Look for "below" in each line of the entries, and return the matching lines.

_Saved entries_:
----------------

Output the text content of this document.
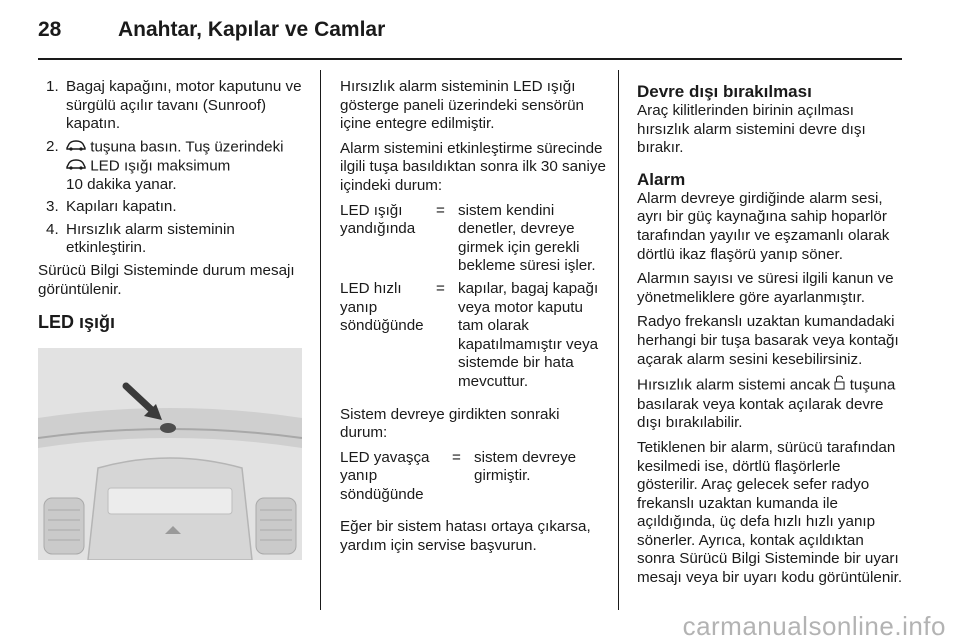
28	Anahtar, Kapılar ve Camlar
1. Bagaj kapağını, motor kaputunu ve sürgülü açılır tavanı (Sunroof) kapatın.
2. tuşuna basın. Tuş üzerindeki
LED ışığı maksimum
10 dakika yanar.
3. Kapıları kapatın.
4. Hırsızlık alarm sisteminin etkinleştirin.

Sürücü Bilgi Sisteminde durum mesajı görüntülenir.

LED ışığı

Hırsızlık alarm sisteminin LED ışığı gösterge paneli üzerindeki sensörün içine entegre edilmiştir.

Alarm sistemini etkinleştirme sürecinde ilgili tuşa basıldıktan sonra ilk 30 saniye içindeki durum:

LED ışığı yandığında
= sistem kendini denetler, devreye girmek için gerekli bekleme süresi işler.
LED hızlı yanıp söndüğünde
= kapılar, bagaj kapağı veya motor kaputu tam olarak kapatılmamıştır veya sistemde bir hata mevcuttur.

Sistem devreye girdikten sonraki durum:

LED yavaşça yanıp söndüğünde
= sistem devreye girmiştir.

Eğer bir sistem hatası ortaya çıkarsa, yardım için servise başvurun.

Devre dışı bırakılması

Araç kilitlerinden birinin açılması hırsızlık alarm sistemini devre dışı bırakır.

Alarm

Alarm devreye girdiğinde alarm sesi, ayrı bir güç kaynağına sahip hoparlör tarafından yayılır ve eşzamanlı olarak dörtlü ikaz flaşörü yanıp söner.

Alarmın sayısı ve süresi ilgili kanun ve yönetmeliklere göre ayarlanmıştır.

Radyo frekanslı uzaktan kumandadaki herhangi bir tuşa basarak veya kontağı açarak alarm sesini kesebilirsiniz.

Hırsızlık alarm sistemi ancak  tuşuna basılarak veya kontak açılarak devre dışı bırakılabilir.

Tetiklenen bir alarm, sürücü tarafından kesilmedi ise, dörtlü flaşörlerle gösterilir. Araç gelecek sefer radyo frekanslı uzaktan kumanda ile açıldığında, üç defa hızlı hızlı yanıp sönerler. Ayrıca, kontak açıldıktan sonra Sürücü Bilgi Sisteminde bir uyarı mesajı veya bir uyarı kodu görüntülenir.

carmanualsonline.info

----------------

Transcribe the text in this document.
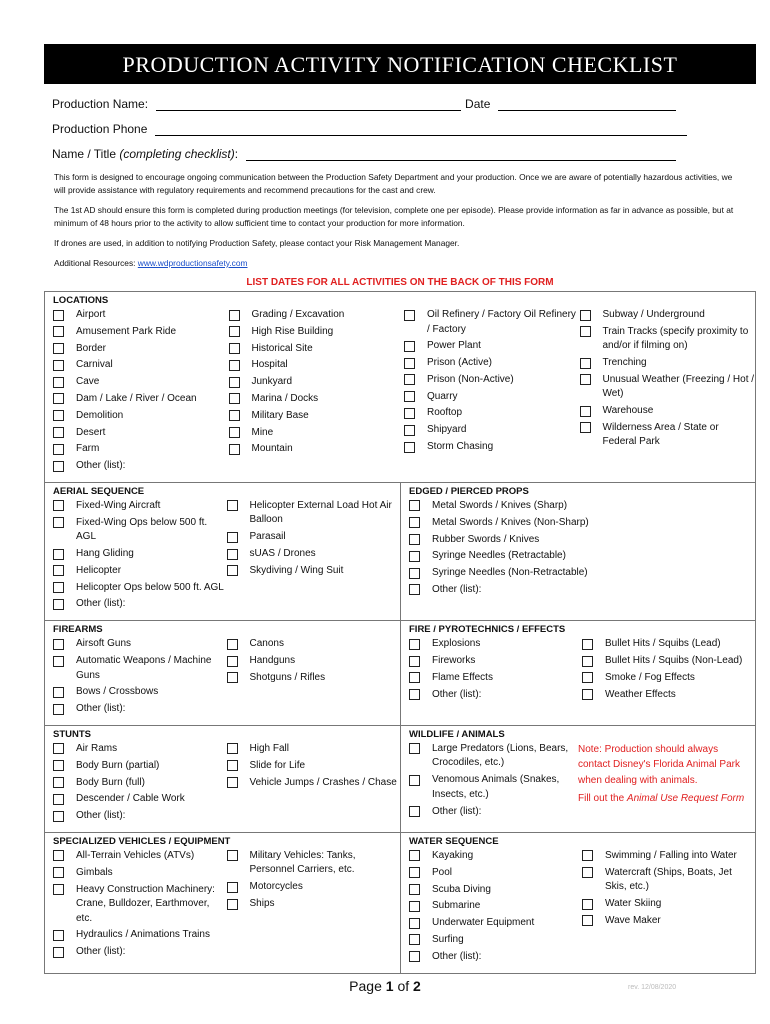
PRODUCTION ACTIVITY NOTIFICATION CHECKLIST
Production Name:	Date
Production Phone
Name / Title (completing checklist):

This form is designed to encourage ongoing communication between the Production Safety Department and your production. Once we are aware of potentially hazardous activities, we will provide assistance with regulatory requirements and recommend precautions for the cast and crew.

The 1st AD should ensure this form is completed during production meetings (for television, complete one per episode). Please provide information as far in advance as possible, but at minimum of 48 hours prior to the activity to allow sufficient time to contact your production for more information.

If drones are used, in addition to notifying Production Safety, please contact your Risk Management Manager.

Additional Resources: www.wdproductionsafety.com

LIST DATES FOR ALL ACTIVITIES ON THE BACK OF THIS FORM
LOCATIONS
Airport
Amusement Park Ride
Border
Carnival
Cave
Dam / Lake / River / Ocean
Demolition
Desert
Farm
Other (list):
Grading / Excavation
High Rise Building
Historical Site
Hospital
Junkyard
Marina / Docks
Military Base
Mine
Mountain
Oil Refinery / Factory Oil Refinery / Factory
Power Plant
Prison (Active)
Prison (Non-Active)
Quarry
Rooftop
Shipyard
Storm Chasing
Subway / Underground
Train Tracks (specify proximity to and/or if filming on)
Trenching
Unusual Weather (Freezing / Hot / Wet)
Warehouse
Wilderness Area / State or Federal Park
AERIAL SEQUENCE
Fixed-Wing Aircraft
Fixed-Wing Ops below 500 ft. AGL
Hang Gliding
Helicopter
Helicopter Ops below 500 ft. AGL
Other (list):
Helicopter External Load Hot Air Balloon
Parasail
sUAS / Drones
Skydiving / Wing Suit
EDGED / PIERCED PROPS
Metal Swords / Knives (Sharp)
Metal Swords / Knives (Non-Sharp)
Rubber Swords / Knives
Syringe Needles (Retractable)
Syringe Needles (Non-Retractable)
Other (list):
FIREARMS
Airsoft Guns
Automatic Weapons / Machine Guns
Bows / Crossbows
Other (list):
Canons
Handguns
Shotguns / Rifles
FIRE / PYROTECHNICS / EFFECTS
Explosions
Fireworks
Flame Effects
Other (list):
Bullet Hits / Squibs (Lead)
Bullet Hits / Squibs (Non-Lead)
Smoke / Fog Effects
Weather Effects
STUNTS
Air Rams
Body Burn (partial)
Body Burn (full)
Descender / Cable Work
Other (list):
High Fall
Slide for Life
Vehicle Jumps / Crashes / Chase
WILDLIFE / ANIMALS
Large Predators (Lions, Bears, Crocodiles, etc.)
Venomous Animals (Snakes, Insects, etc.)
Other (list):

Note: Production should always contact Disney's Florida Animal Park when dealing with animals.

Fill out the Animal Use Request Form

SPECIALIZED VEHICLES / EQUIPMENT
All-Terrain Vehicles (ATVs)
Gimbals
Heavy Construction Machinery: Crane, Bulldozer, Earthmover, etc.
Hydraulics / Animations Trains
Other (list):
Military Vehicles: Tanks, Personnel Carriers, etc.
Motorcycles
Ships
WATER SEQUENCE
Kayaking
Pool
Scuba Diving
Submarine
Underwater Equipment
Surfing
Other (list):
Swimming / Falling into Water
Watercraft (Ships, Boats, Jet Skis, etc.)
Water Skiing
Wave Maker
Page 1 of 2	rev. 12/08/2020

----------------

_Task output_:
Fixed-Wing Ops below 500 ft. AGL
Helicopter Ops below 500 ft. AGL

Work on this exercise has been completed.